Challenge: Restate the records in their entirety, word for word.

Given records:
________
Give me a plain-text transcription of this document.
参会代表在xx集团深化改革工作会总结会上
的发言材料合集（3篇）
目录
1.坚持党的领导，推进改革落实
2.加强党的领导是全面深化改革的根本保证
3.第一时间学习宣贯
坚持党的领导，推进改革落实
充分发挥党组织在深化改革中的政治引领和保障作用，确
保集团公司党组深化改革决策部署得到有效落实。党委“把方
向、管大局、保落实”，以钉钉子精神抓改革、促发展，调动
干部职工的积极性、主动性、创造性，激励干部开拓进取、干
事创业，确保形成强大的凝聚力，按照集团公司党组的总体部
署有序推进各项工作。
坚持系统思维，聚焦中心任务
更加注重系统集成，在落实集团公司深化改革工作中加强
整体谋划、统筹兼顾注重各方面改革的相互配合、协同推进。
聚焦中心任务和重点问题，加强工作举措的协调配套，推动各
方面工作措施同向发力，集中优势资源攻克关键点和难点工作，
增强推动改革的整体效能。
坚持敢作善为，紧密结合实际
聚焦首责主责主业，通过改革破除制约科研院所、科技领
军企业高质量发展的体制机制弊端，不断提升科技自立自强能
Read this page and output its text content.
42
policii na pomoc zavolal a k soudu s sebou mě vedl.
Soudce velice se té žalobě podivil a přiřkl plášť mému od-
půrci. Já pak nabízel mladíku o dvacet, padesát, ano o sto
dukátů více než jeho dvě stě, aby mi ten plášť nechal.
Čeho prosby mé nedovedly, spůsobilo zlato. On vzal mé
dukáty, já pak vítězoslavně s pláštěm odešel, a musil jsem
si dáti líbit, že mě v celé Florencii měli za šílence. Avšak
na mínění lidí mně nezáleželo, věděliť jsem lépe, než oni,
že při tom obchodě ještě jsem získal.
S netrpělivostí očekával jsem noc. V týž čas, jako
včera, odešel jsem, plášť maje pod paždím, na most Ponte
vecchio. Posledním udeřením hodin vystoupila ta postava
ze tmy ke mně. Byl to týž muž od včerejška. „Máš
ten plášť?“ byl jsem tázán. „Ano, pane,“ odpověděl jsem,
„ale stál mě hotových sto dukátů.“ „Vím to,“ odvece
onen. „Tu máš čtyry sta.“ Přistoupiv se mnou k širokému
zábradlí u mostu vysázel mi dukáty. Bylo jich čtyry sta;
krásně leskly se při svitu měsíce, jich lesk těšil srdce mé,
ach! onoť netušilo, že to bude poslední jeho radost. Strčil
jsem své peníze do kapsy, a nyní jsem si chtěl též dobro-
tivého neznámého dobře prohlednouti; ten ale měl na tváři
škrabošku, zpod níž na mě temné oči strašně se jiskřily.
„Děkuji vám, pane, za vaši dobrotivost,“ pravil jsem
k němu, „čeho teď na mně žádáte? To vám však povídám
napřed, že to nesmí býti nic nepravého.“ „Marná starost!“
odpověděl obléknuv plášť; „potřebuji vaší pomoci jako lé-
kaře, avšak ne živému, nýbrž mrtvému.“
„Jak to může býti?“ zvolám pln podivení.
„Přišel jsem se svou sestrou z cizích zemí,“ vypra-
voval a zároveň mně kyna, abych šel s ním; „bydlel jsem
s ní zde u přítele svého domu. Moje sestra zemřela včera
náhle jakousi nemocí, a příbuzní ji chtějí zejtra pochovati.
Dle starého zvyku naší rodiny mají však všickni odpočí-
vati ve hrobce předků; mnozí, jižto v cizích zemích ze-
________
Task result:
Give me a plain-text transcription of this document.
参会代表在xx集团深化改革工作会总结会上
的发言材料合集（3篇）
目录
1.坚持党的领导，推进改革落实
2.加强党的领导是全面深化改革的根本保证
3.第一时间学习宣贯
坚持党的领导，推进改革落实
充分发挥党组织在深化改革中的政治引领和保障作用，确
保集团公司党组深化改革决策部署得到有效落实。党委“把方
向、管大局、保落实”，以钉钉子精神抓改革、促发展，调动
干部职工的积极性、主动性、创造性，激励干部开拓进取、干
事创业，确保形成强大的凝聚力，按照集团公司党组的总体部
署有序推进各项工作。
坚持系统思维，聚焦中心任务
更加注重系统集成，在落实集团公司深化改革工作中加强
整体谋划、统筹兼顾注重各方面改革的相互配合、协同推进。
聚焦中心任务和重点问题，加强工作举措的协调配套，推动各
方面工作措施同向发力，集中优势资源攻克关键点和难点工作，
增强推动改革的整体效能。
坚持敢作善为，紧密结合实际
聚焦首责主责主业，通过改革破除制约科研院所、科技领
军企业高质量发展的体制机制弊端，不断提升科技自立自强能
Read this page and output its text content.
42
policii na pomoc zavolal a k soudu s sebou mě vedl.
Soudce velice se té žalobě podivil a přiřkl plášť mému od-
půrci. Já pak nabízel mladíku o dvacet, padesát, ano o sto
dukátů více než jeho dvě stě, aby mi ten plášť nechal.
Čeho prosby mé nedovedly, spůsobilo zlato. On vzal mé
dukáty, já pak vítězoslavně s pláštěm odešel, a musil jsem
si dáti líbit, že mě v celé Florencii měli za šílence. Avšak
na mínění lidí mně nezáleželo, věděliť jsem lépe, než oni,
že při tom obchodě ještě jsem získal.
S netrpělivostí očekával jsem noc. V týž čas, jako
včera, odešel jsem, plášť maje pod paždím, na most Ponte
vecchio. Posledním udeřením hodin vystoupila ta postava
ze tmy ke mně. Byl to týž muž od včerejška. „Máš
ten plášť?“ byl jsem tázán. „Ano, pane,“ odpověděl jsem,
„ale stál mě hotových sto dukátů.“ „Vím to,“ odvece
onen. „Tu máš čtyry sta.“ Přistoupiv se mnou k širokému
zábradlí u mostu vysázel mi dukáty. Bylo jich čtyry sta;
krásně leskly se při svitu měsíce, jich lesk těšil srdce mé,
ach! onoť netušilo, že to bude poslední jeho radost. Strčil
jsem své peníze do kapsy, a nyní jsem si chtěl též dobro-
tivého neznámého dobře prohlednouti; ten ale měl na tváři
škrabošku, zpod níž na mě temné oči strašně se jiskřily.
„Děkuji vám, pane, za vaši dobrotivost,“ pravil jsem
k němu, „čeho teď na mně žádáte? To vám však povídám
napřed, že to nesmí býti nic nepravého.“ „Marná starost!“
odpověděl obléknuv plášť; „potřebuji vaší pomoci jako lé-
kaře, avšak ne živému, nýbrž mrtvému.“
„Jak to může býti?“ zvolám pln podivení.
„Přišel jsem se svou sestrou z cizích zemí,“ vypra-
voval a zároveň mně kyna, abych šel s ním; „bydlel jsem
s ní zde u přítele svého domu. Moje sestra zemřela včera
náhle jakousi nemocí, a příbuzní ji chtějí zejtra pochovati.
Dle starého zvyku naší rodiny mají však všickni odpočí-
vati ve hrobce předků; mnozí, jižto v cizích zemích ze-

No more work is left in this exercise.